▶ _WHAT IS ASKED_: An exact copy of all the data is required, with pictures left out.

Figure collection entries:
※ ※ ※

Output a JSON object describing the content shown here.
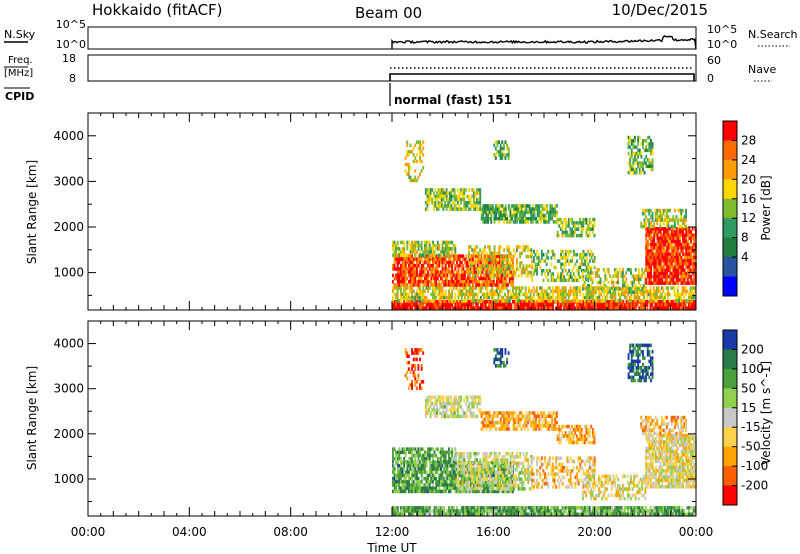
{
  "header": {
    "station": "Hokkaido (fitACF)",
    "beam": "Beam 00",
    "date": "10/Dec/2015"
  },
  "panels": {
    "nsky": {
      "left_label": "N.Sky",
      "right_label": "N.Search",
      "left_ticks": [
        "10^5",
        "10^0"
      ],
      "right_ticks": [
        "10^5",
        "10^0"
      ]
    },
    "freq": {
      "left_label_1": "Freq.",
      "left_label_2": "[MHz]",
      "left_ticks": [
        "18",
        "8"
      ],
      "right_label": "Nave",
      "right_ticks": [
        "60",
        "0"
      ]
    },
    "cpid": {
      "label": "CPID",
      "mode": "normal (fast) 151",
      "start_time": "12:00"
    }
  },
  "chart_data": [
    {
      "type": "heatmap",
      "name": "power",
      "ylabel": "Slant Range [km]",
      "ylim": [
        180,
        4500
      ],
      "yticks": [
        1000,
        2000,
        3000,
        4000
      ],
      "xlim_hours": [
        0,
        24
      ],
      "colorbar": {
        "label": "Power [dB]",
        "ticks": [
          "28",
          "24",
          "20",
          "16",
          "12",
          "8",
          "4"
        ],
        "colors": [
          "#ff0000",
          "#ff6a00",
          "#ff9d00",
          "#ffd700",
          "#7ebb2f",
          "#2f9b62",
          "#1f7c3c",
          "#2854a0",
          "#0000ff"
        ]
      },
      "data_regions": [
        {
          "t0": 12.0,
          "t1": 24.0,
          "r0": 200,
          "r1": 400,
          "level": 0.95,
          "density": 0.95
        },
        {
          "t0": 12.0,
          "t1": 24.0,
          "r0": 400,
          "r1": 700,
          "level": 0.6,
          "density": 0.7
        },
        {
          "t0": 12.0,
          "t1": 16.8,
          "r0": 700,
          "r1": 1400,
          "level": 0.85,
          "density": 0.85
        },
        {
          "t0": 12.0,
          "t1": 14.5,
          "r0": 1400,
          "r1": 1700,
          "level": 0.55,
          "density": 0.7
        },
        {
          "t0": 15.0,
          "t1": 17.5,
          "r0": 900,
          "r1": 1600,
          "level": 0.6,
          "density": 0.5
        },
        {
          "t0": 17.5,
          "t1": 20.0,
          "r0": 800,
          "r1": 1500,
          "level": 0.5,
          "density": 0.45
        },
        {
          "t0": 19.5,
          "t1": 22.0,
          "r0": 600,
          "r1": 1100,
          "level": 0.55,
          "density": 0.5
        },
        {
          "t0": 13.3,
          "t1": 15.5,
          "r0": 2400,
          "r1": 2850,
          "level": 0.5,
          "density": 0.7
        },
        {
          "t0": 15.5,
          "t1": 18.5,
          "r0": 2100,
          "r1": 2500,
          "level": 0.45,
          "density": 0.75
        },
        {
          "t0": 18.5,
          "t1": 20.0,
          "r0": 1800,
          "r1": 2200,
          "level": 0.5,
          "density": 0.6
        },
        {
          "t0": 22.0,
          "t1": 24.0,
          "r0": 800,
          "r1": 2000,
          "level": 0.9,
          "density": 0.9
        },
        {
          "t0": 21.8,
          "t1": 23.6,
          "r0": 2000,
          "r1": 2400,
          "level": 0.55,
          "density": 0.6
        },
        {
          "t0": 16.0,
          "t1": 16.6,
          "r0": 3500,
          "r1": 3900,
          "level": 0.45,
          "density": 0.55
        },
        {
          "t0": 21.3,
          "t1": 22.3,
          "r0": 3200,
          "r1": 4000,
          "level": 0.45,
          "density": 0.6
        },
        {
          "t0": 12.5,
          "t1": 13.2,
          "r0": 3000,
          "r1": 3900,
          "level": 0.6,
          "density": 0.3
        }
      ]
    },
    {
      "type": "heatmap",
      "name": "velocity",
      "ylabel": "Slant Range [km]",
      "xlabel": "Time UT",
      "ylim": [
        180,
        4500
      ],
      "yticks": [
        1000,
        2000,
        3000,
        4000
      ],
      "xlim_hours": [
        0,
        24
      ],
      "xticks": [
        "00:00",
        "04:00",
        "08:00",
        "12:00",
        "16:00",
        "20:00",
        "00:00"
      ],
      "colorbar": {
        "label": "Velocity [m s^-1]",
        "ticks": [
          "200",
          "100",
          "50",
          "15",
          "-15",
          "-50",
          "-100",
          "-200"
        ],
        "colors": [
          "#1a3aa8",
          "#2b7a4a",
          "#4aa03a",
          "#8fd14f",
          "#c8c8c8",
          "#ffd24d",
          "#ffa500",
          "#ff6000",
          "#ff0000"
        ]
      },
      "data_regions": [
        {
          "t0": 12.0,
          "t1": 24.0,
          "r0": 200,
          "r1": 400,
          "level": 0.7,
          "density": 0.9
        },
        {
          "t0": 12.0,
          "t1": 16.8,
          "r0": 700,
          "r1": 1400,
          "level": 0.72,
          "density": 0.85
        },
        {
          "t0": 12.0,
          "t1": 14.5,
          "r0": 1400,
          "r1": 1700,
          "level": 0.7,
          "density": 0.7
        },
        {
          "t0": 14.5,
          "t1": 17.5,
          "r0": 800,
          "r1": 1600,
          "level": 0.5,
          "density": 0.6
        },
        {
          "t0": 17.5,
          "t1": 20.0,
          "r0": 800,
          "r1": 1500,
          "level": 0.35,
          "density": 0.45
        },
        {
          "t0": 19.5,
          "t1": 22.0,
          "r0": 600,
          "r1": 1100,
          "level": 0.45,
          "density": 0.5
        },
        {
          "t0": 13.3,
          "t1": 15.5,
          "r0": 2400,
          "r1": 2850,
          "level": 0.5,
          "density": 0.65
        },
        {
          "t0": 15.5,
          "t1": 18.5,
          "r0": 2100,
          "r1": 2500,
          "level": 0.3,
          "density": 0.7
        },
        {
          "t0": 18.5,
          "t1": 20.0,
          "r0": 1800,
          "r1": 2200,
          "level": 0.3,
          "density": 0.6
        },
        {
          "t0": 22.0,
          "t1": 24.0,
          "r0": 800,
          "r1": 2000,
          "level": 0.45,
          "density": 0.85
        },
        {
          "t0": 21.8,
          "t1": 23.6,
          "r0": 2000,
          "r1": 2400,
          "level": 0.35,
          "density": 0.6
        },
        {
          "t0": 16.0,
          "t1": 16.6,
          "r0": 3500,
          "r1": 3900,
          "level": 0.9,
          "density": 0.55
        },
        {
          "t0": 21.3,
          "t1": 22.3,
          "r0": 3200,
          "r1": 4000,
          "level": 0.88,
          "density": 0.6
        },
        {
          "t0": 12.5,
          "t1": 13.2,
          "r0": 3000,
          "r1": 3900,
          "level": 0.15,
          "density": 0.3
        }
      ]
    }
  ]
}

※ ※ ※

▶ _TASK RESULT_:
Output a JSON object describing the content shown here.
{
  "header": {
    "station": "Hokkaido (fitACF)",
    "beam": "Beam 00",
    "date": "10/Dec/2015"
  },
  "panels": {
    "nsky": {
      "left_label": "N.Sky",
      "right_label": "N.Search",
      "left_ticks": [
        "10^5",
        "10^0"
      ],
      "right_ticks": [
        "10^5",
        "10^0"
      ]
    },
    "freq": {
      "left_label_1": "Freq.",
      "left_label_2": "[MHz]",
      "left_ticks": [
        "18",
        "8"
      ],
      "right_label": "Nave",
      "right_ticks": [
        "60",
        "0"
      ]
    },
    "cpid": {
      "label": "CPID",
      "mode": "normal (fast) 151",
      "start_time": "12:00"
    }
  },
  "chart_data": [
    {
      "type": "heatmap",
      "name": "power",
      "ylabel": "Slant Range [km]",
      "ylim": [
        180,
        4500
      ],
      "yticks": [
        1000,
        2000,
        3000,
        4000
      ],
      "xlim_hours": [
        0,
        24
      ],
      "colorbar": {
        "label": "Power [dB]",
        "ticks": [
          "28",
          "24",
          "20",
          "16",
          "12",
          "8",
          "4"
        ],
        "colors": [
          "#ff0000",
          "#ff6a00",
          "#ff9d00",
          "#ffd700",
          "#7ebb2f",
          "#2f9b62",
          "#1f7c3c",
          "#2854a0",
          "#0000ff"
        ]
      },
      "data_regions": [
        {
          "t0": 12.0,
          "t1": 24.0,
          "r0": 200,
          "r1": 400,
          "level": 0.95,
          "density": 0.95
        },
        {
          "t0": 12.0,
          "t1": 24.0,
          "r0": 400,
          "r1": 700,
          "level": 0.6,
          "density": 0.7
        },
        {
          "t0": 12.0,
          "t1": 16.8,
          "r0": 700,
          "r1": 1400,
          "level": 0.85,
          "density": 0.85
        },
        {
          "t0": 12.0,
          "t1": 14.5,
          "r0": 1400,
          "r1": 1700,
          "level": 0.55,
          "density": 0.7
        },
        {
          "t0": 15.0,
          "t1": 17.5,
          "r0": 900,
          "r1": 1600,
          "level": 0.6,
          "density": 0.5
        },
        {
          "t0": 17.5,
          "t1": 20.0,
          "r0": 800,
          "r1": 1500,
          "level": 0.5,
          "density": 0.45
        },
        {
          "t0": 19.5,
          "t1": 22.0,
          "r0": 600,
          "r1": 1100,
          "level": 0.55,
          "density": 0.5
        },
        {
          "t0": 13.3,
          "t1": 15.5,
          "r0": 2400,
          "r1": 2850,
          "level": 0.5,
          "density": 0.7
        },
        {
          "t0": 15.5,
          "t1": 18.5,
          "r0": 2100,
          "r1": 2500,
          "level": 0.45,
          "density": 0.75
        },
        {
          "t0": 18.5,
          "t1": 20.0,
          "r0": 1800,
          "r1": 2200,
          "level": 0.5,
          "density": 0.6
        },
        {
          "t0": 22.0,
          "t1": 24.0,
          "r0": 800,
          "r1": 2000,
          "level": 0.9,
          "density": 0.9
        },
        {
          "t0": 21.8,
          "t1": 23.6,
          "r0": 2000,
          "r1": 2400,
          "level": 0.55,
          "density": 0.6
        },
        {
          "t0": 16.0,
          "t1": 16.6,
          "r0": 3500,
          "r1": 3900,
          "level": 0.45,
          "density": 0.55
        },
        {
          "t0": 21.3,
          "t1": 22.3,
          "r0": 3200,
          "r1": 4000,
          "level": 0.45,
          "density": 0.6
        },
        {
          "t0": 12.5,
          "t1": 13.2,
          "r0": 3000,
          "r1": 3900,
          "level": 0.6,
          "density": 0.3
        }
      ]
    },
    {
      "type": "heatmap",
      "name": "velocity",
      "ylabel": "Slant Range [km]",
      "xlabel": "Time UT",
      "ylim": [
        180,
        4500
      ],
      "yticks": [
        1000,
        2000,
        3000,
        4000
      ],
      "xlim_hours": [
        0,
        24
      ],
      "xticks": [
        "00:00",
        "04:00",
        "08:00",
        "12:00",
        "16:00",
        "20:00",
        "00:00"
      ],
      "colorbar": {
        "label": "Velocity [m s^-1]",
        "ticks": [
          "200",
          "100",
          "50",
          "15",
          "-15",
          "-50",
          "-100",
          "-200"
        ],
        "colors": [
          "#1a3aa8",
          "#2b7a4a",
          "#4aa03a",
          "#8fd14f",
          "#c8c8c8",
          "#ffd24d",
          "#ffa500",
          "#ff6000",
          "#ff0000"
        ]
      },
      "data_regions": [
        {
          "t0": 12.0,
          "t1": 24.0,
          "r0": 200,
          "r1": 400,
          "level": 0.7,
          "density": 0.9
        },
        {
          "t0": 12.0,
          "t1": 16.8,
          "r0": 700,
          "r1": 1400,
          "level": 0.72,
          "density": 0.85
        },
        {
          "t0": 12.0,
          "t1": 14.5,
          "r0": 1400,
          "r1": 1700,
          "level": 0.7,
          "density": 0.7
        },
        {
          "t0": 14.5,
          "t1": 17.5,
          "r0": 800,
          "r1": 1600,
          "level": 0.5,
          "density": 0.6
        },
        {
          "t0": 17.5,
          "t1": 20.0,
          "r0": 800,
          "r1": 1500,
          "level": 0.35,
          "density": 0.45
        },
        {
          "t0": 19.5,
          "t1": 22.0,
          "r0": 600,
          "r1": 1100,
          "level": 0.45,
          "density": 0.5
        },
        {
          "t0": 13.3,
          "t1": 15.5,
          "r0": 2400,
          "r1": 2850,
          "level": 0.5,
          "density": 0.65
        },
        {
          "t0": 15.5,
          "t1": 18.5,
          "r0": 2100,
          "r1": 2500,
          "level": 0.3,
          "density": 0.7
        },
        {
          "t0": 18.5,
          "t1": 20.0,
          "r0": 1800,
          "r1": 2200,
          "level": 0.3,
          "density": 0.6
        },
        {
          "t0": 22.0,
          "t1": 24.0,
          "r0": 800,
          "r1": 2000,
          "level": 0.45,
          "density": 0.85
        },
        {
          "t0": 21.8,
          "t1": 23.6,
          "r0": 2000,
          "r1": 2400,
          "level": 0.35,
          "density": 0.6
        },
        {
          "t0": 16.0,
          "t1": 16.6,
          "r0": 3500,
          "r1": 3900,
          "level": 0.9,
          "density": 0.55
        },
        {
          "t0": 21.3,
          "t1": 22.3,
          "r0": 3200,
          "r1": 4000,
          "level": 0.88,
          "density": 0.6
        },
        {
          "t0": 12.5,
          "t1": 13.2,
          "r0": 3000,
          "r1": 3900,
          "level": 0.15,
          "density": 0.3
        }
      ]
    }
  ]
}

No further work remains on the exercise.